## Record extracts

-------

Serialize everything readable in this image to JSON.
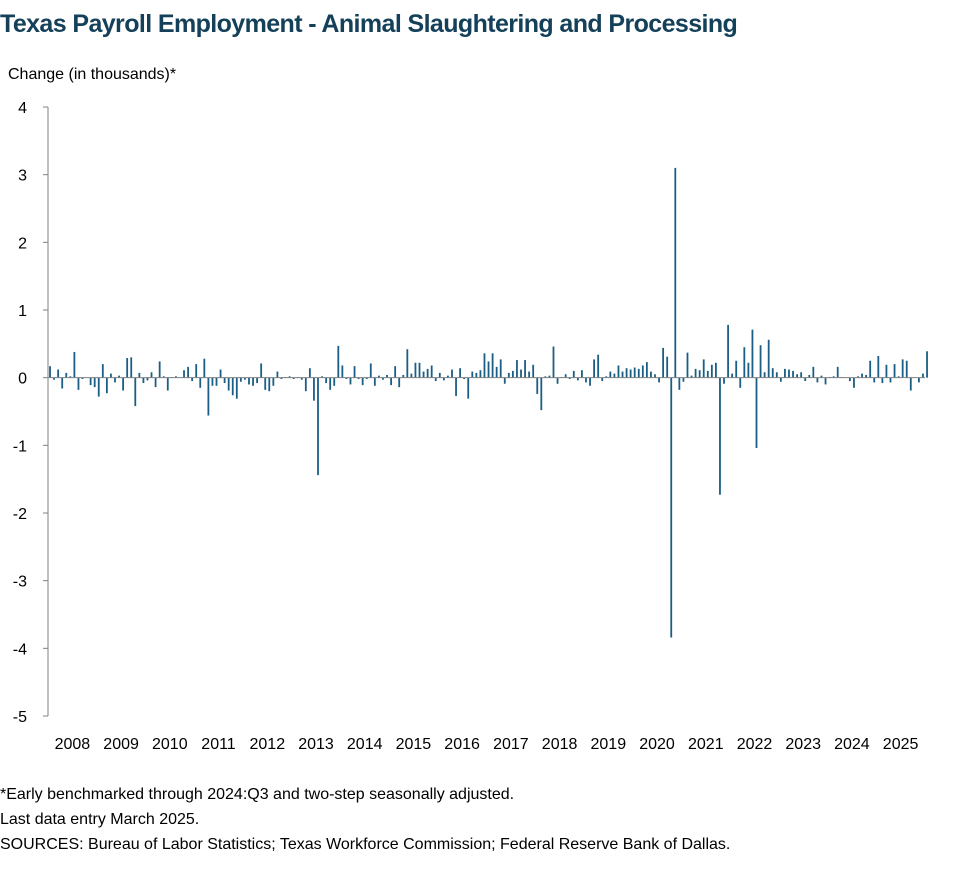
{
  "chart_data": {
    "type": "bar",
    "title": "Texas Payroll Employment - Animal Slaughtering and Processing",
    "ylabel": "Change (in thousands)*",
    "xlabel": "",
    "ylim": [
      -5,
      4
    ],
    "yticks": [
      "4",
      "3",
      "2",
      "1",
      "0",
      "-1",
      "-2",
      "-3",
      "-4",
      "-5"
    ],
    "xticks": [
      "2008",
      "2009",
      "2010",
      "2011",
      "2012",
      "2013",
      "2014",
      "2015",
      "2016",
      "2017",
      "2018",
      "2019",
      "2020",
      "2021",
      "2022",
      "2023",
      "2024",
      "2025"
    ],
    "start": "2008-01",
    "end": "2025-03",
    "bar_color": "#1b5e85",
    "values": [
      0.17,
      -0.03,
      0.12,
      -0.16,
      0.07,
      0.02,
      0.38,
      -0.18,
      -0.02,
      0.0,
      -0.11,
      -0.14,
      -0.28,
      0.2,
      -0.23,
      0.06,
      -0.07,
      0.03,
      -0.19,
      0.29,
      0.3,
      -0.42,
      0.07,
      -0.08,
      -0.04,
      0.08,
      -0.14,
      0.24,
      0.02,
      -0.19,
      0.01,
      0.02,
      0.0,
      0.11,
      0.16,
      -0.05,
      0.2,
      -0.15,
      0.28,
      -0.56,
      -0.12,
      -0.12,
      0.12,
      -0.08,
      -0.19,
      -0.26,
      -0.31,
      -0.06,
      -0.03,
      -0.1,
      -0.12,
      -0.08,
      0.21,
      -0.18,
      -0.2,
      -0.12,
      0.09,
      -0.02,
      0.01,
      0.02,
      -0.02,
      0.01,
      -0.03,
      -0.2,
      0.14,
      -0.34,
      -1.44,
      0.02,
      -0.08,
      -0.18,
      -0.12,
      0.47,
      0.18,
      -0.02,
      -0.1,
      0.17,
      -0.02,
      -0.11,
      -0.02,
      0.21,
      -0.12,
      0.03,
      -0.03,
      0.04,
      -0.11,
      0.17,
      -0.14,
      0.04,
      0.42,
      0.06,
      0.22,
      0.22,
      0.09,
      0.13,
      0.18,
      -0.05,
      0.07,
      -0.04,
      0.03,
      0.12,
      -0.27,
      0.14,
      -0.02,
      -0.31,
      0.09,
      0.07,
      0.11,
      0.36,
      0.24,
      0.36,
      0.16,
      0.27,
      -0.09,
      0.07,
      0.1,
      0.26,
      0.12,
      0.26,
      0.09,
      0.19,
      -0.24,
      -0.48,
      0.02,
      0.03,
      0.46,
      -0.09,
      0.01,
      0.05,
      -0.02,
      0.1,
      -0.04,
      0.11,
      -0.07,
      -0.12,
      0.27,
      0.34,
      -0.05,
      0.02,
      0.09,
      0.06,
      0.18,
      0.09,
      0.14,
      0.12,
      0.15,
      0.13,
      0.18,
      0.23,
      0.09,
      0.05,
      -0.07,
      0.44,
      0.31,
      -3.84,
      3.1,
      -0.18,
      -0.06,
      0.37,
      0.03,
      0.13,
      0.11,
      0.27,
      0.1,
      0.19,
      0.22,
      -1.73,
      -0.09,
      0.78,
      0.06,
      0.25,
      -0.15,
      0.45,
      0.22,
      0.71,
      -1.04,
      0.48,
      0.08,
      0.56,
      0.14,
      0.08,
      -0.06,
      0.13,
      0.12,
      0.1,
      0.05,
      0.08,
      -0.05,
      0.04,
      0.16,
      -0.07,
      0.03,
      -0.1,
      0.01,
      0.02,
      0.16,
      0.01,
      0.0,
      -0.05,
      -0.15,
      0.02,
      0.06,
      0.04,
      0.25,
      -0.07,
      0.32,
      -0.08,
      0.19,
      -0.07,
      0.2,
      0.02,
      0.27,
      0.25,
      -0.19,
      0.0,
      -0.07,
      0.06,
      0.39
    ]
  },
  "notes": [
    "*Early benchmarked through 2024:Q3 and two-step seasonally adjusted.",
    "Last data entry March 2025.",
    "SOURCES: Bureau of Labor Statistics; Texas Workforce Commission; Federal Reserve Bank of Dallas."
  ]
}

-------

Identify the lines in the entries above that contain "Texas", then copy them out.

    "title": "Texas Payroll Employment - Animal Slaughtering and Processing",
    "SOURCES: Bureau of Labor Statistics; Texas Workforce Commission; Federal Reserve Bank of Dallas."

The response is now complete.